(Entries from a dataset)
((
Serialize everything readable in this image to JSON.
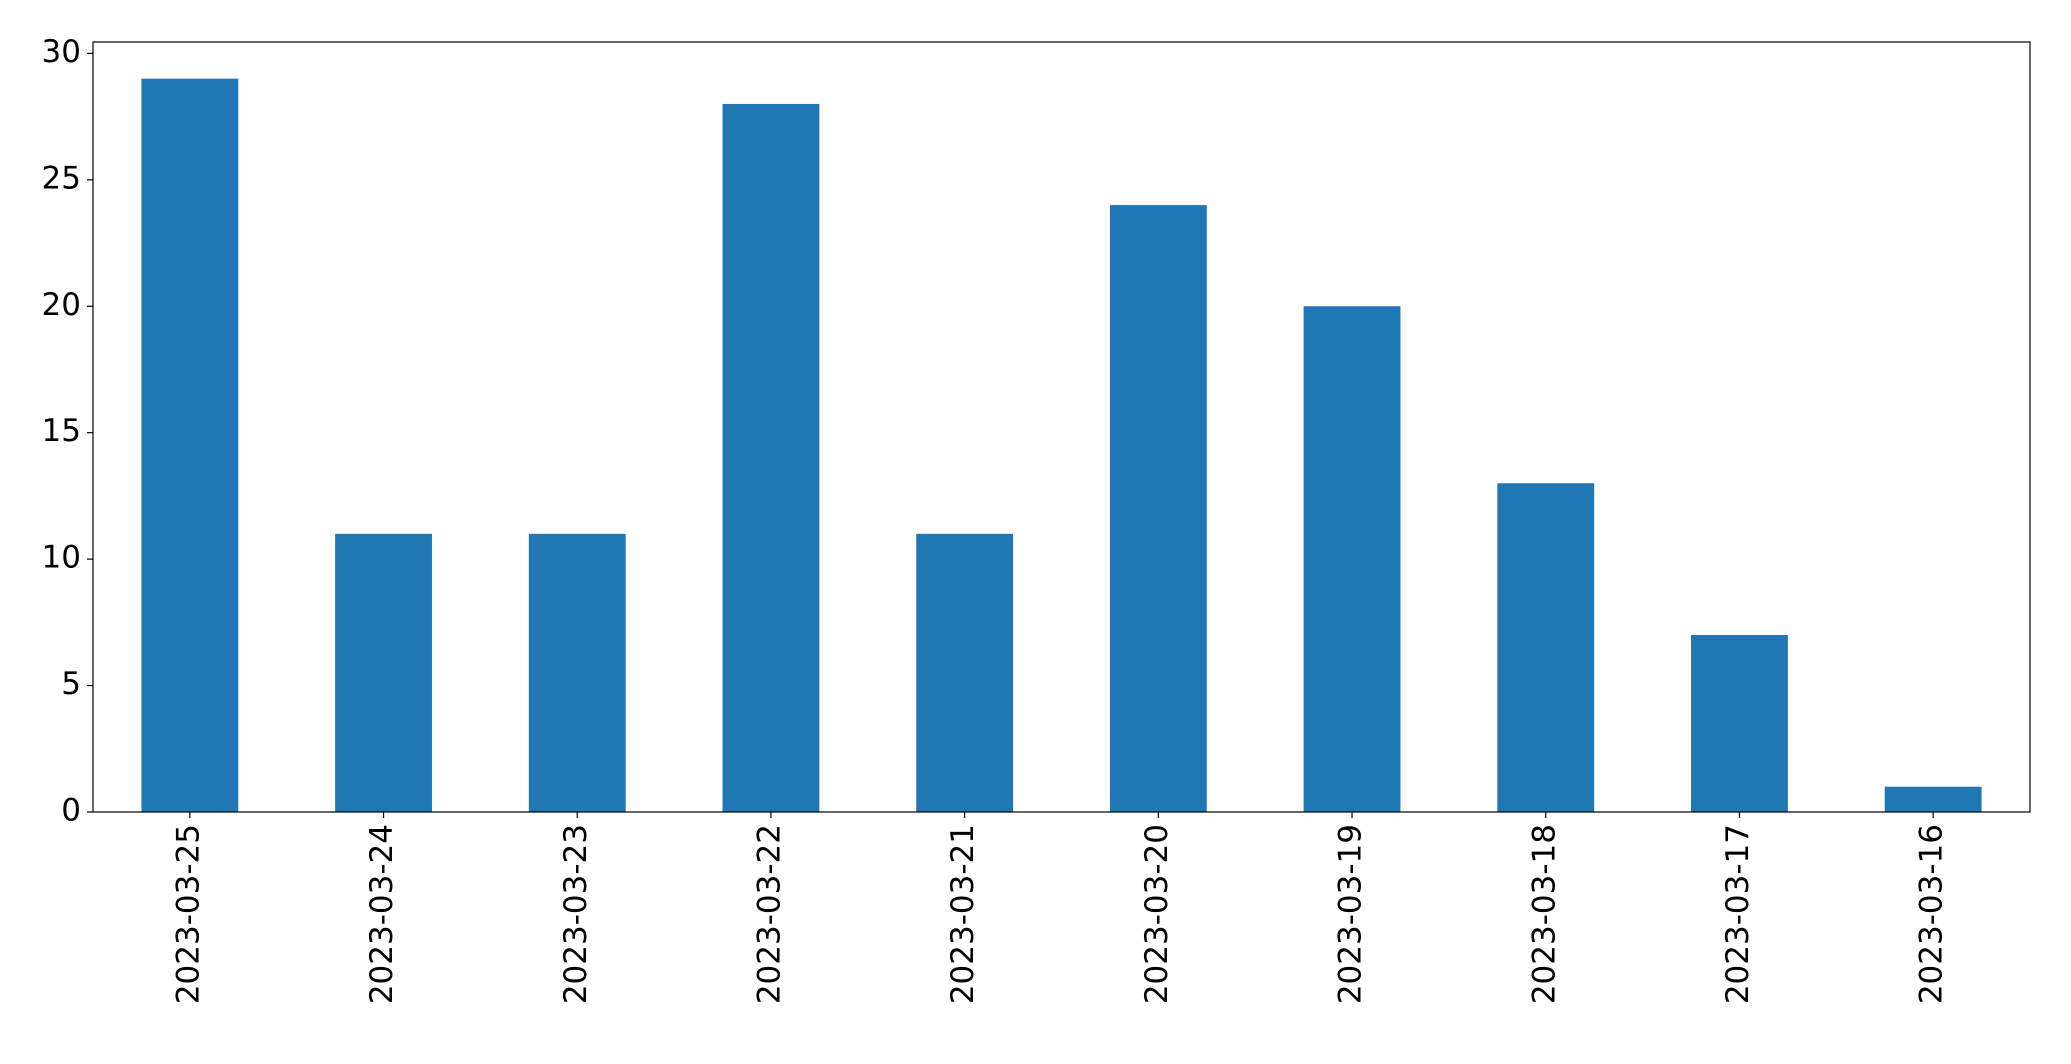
{
  "chart_data": {
    "type": "bar",
    "categories": [
      "2023-03-25",
      "2023-03-24",
      "2023-03-23",
      "2023-03-22",
      "2023-03-21",
      "2023-03-20",
      "2023-03-19",
      "2023-03-18",
      "2023-03-17",
      "2023-03-16"
    ],
    "values": [
      29,
      11,
      11,
      28,
      11,
      24,
      20,
      13,
      7,
      1
    ],
    "color": "#1f77b4",
    "ylim": [
      0,
      30.45
    ],
    "yticks": [
      0,
      5,
      10,
      15,
      20,
      25,
      30
    ],
    "grid": false
  }
}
))
__The task__
Output the entries above exactly, without their pictures.

__Finished task__
Serialize everything readable in this image to JSON.
{
  "chart_data": {
    "type": "bar",
    "categories": [
      "2023-03-25",
      "2023-03-24",
      "2023-03-23",
      "2023-03-22",
      "2023-03-21",
      "2023-03-20",
      "2023-03-19",
      "2023-03-18",
      "2023-03-17",
      "2023-03-16"
    ],
    "values": [
      29,
      11,
      11,
      28,
      11,
      24,
      20,
      13,
      7,
      1
    ],
    "color": "#1f77b4",
    "ylim": [
      0,
      30.45
    ],
    "yticks": [
      0,
      5,
      10,
      15,
      20,
      25,
      30
    ],
    "grid": false
  }
}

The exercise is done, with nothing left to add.